Data items:
>>>>

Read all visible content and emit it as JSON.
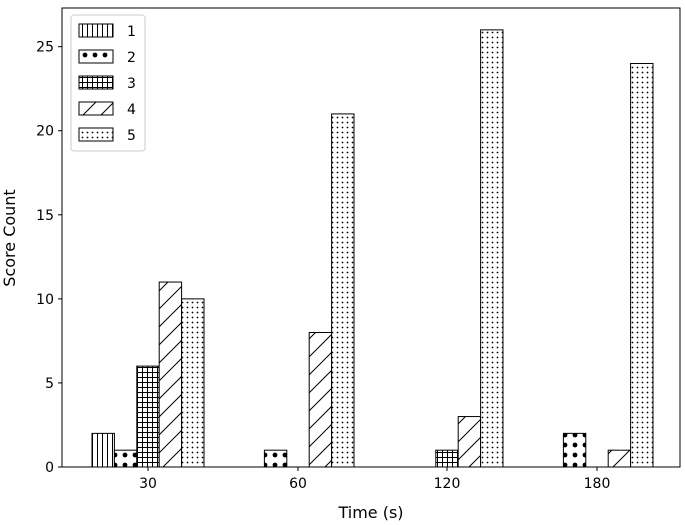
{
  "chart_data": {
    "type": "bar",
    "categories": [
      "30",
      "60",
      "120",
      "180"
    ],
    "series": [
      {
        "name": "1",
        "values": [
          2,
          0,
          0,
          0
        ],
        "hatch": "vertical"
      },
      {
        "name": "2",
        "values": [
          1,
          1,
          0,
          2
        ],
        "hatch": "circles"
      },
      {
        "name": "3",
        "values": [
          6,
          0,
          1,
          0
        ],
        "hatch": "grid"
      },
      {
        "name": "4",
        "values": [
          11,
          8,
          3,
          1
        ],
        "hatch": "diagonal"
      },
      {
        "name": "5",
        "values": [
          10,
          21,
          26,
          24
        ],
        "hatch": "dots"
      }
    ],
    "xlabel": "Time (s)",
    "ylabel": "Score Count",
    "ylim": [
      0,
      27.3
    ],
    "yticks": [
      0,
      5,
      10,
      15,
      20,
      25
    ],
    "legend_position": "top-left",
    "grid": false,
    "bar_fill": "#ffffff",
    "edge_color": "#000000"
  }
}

<<<<
>>>>

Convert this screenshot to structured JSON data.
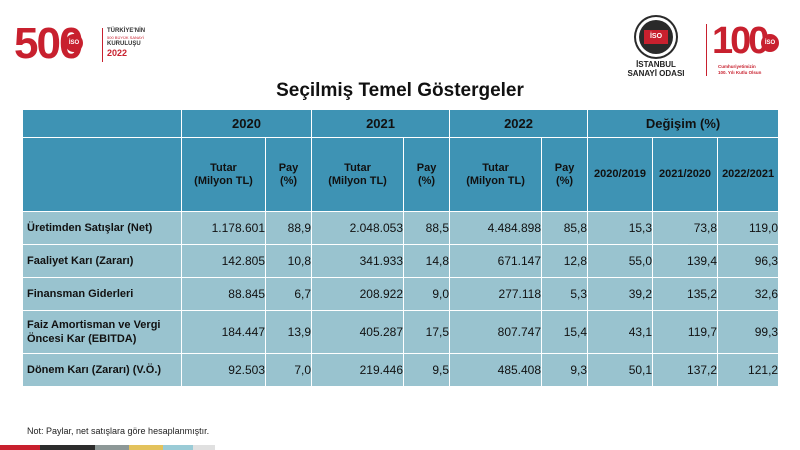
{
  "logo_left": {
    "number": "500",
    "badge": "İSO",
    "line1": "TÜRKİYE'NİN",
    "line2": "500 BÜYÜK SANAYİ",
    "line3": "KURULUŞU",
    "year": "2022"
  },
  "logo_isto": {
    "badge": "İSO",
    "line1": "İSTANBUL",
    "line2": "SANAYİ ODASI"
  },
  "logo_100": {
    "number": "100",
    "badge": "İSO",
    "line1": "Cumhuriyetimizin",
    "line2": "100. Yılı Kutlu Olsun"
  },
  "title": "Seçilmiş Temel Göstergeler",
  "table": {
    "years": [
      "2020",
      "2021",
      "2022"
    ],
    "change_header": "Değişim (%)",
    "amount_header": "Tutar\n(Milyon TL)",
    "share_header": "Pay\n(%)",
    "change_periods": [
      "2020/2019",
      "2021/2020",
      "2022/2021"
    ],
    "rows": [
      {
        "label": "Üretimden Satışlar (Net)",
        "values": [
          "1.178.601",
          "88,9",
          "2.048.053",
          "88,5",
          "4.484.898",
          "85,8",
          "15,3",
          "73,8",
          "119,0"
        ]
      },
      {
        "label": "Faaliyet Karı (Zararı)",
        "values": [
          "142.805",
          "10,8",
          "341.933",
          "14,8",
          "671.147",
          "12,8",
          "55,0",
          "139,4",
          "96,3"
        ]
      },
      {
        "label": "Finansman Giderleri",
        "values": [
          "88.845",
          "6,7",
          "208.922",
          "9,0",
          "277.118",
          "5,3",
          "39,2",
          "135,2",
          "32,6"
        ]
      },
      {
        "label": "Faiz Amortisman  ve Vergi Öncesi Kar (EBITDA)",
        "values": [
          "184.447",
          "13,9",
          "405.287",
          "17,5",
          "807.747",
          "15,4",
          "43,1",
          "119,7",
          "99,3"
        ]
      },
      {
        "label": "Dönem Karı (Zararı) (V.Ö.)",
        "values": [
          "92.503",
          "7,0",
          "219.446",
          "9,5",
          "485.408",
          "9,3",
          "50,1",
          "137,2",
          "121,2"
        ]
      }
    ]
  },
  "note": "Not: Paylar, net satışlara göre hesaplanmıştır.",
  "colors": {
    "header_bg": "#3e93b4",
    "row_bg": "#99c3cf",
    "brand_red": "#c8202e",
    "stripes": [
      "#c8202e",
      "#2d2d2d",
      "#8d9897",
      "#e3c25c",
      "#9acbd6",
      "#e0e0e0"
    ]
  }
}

<<<<

**Exercise goal**
Using the records above, gather all lines where the string "Karı" is present.

**Response below**
        "label": "Faaliyet Karı (Zararı)",
        "label": "Dönem Karı (Zararı) (V.Ö.)",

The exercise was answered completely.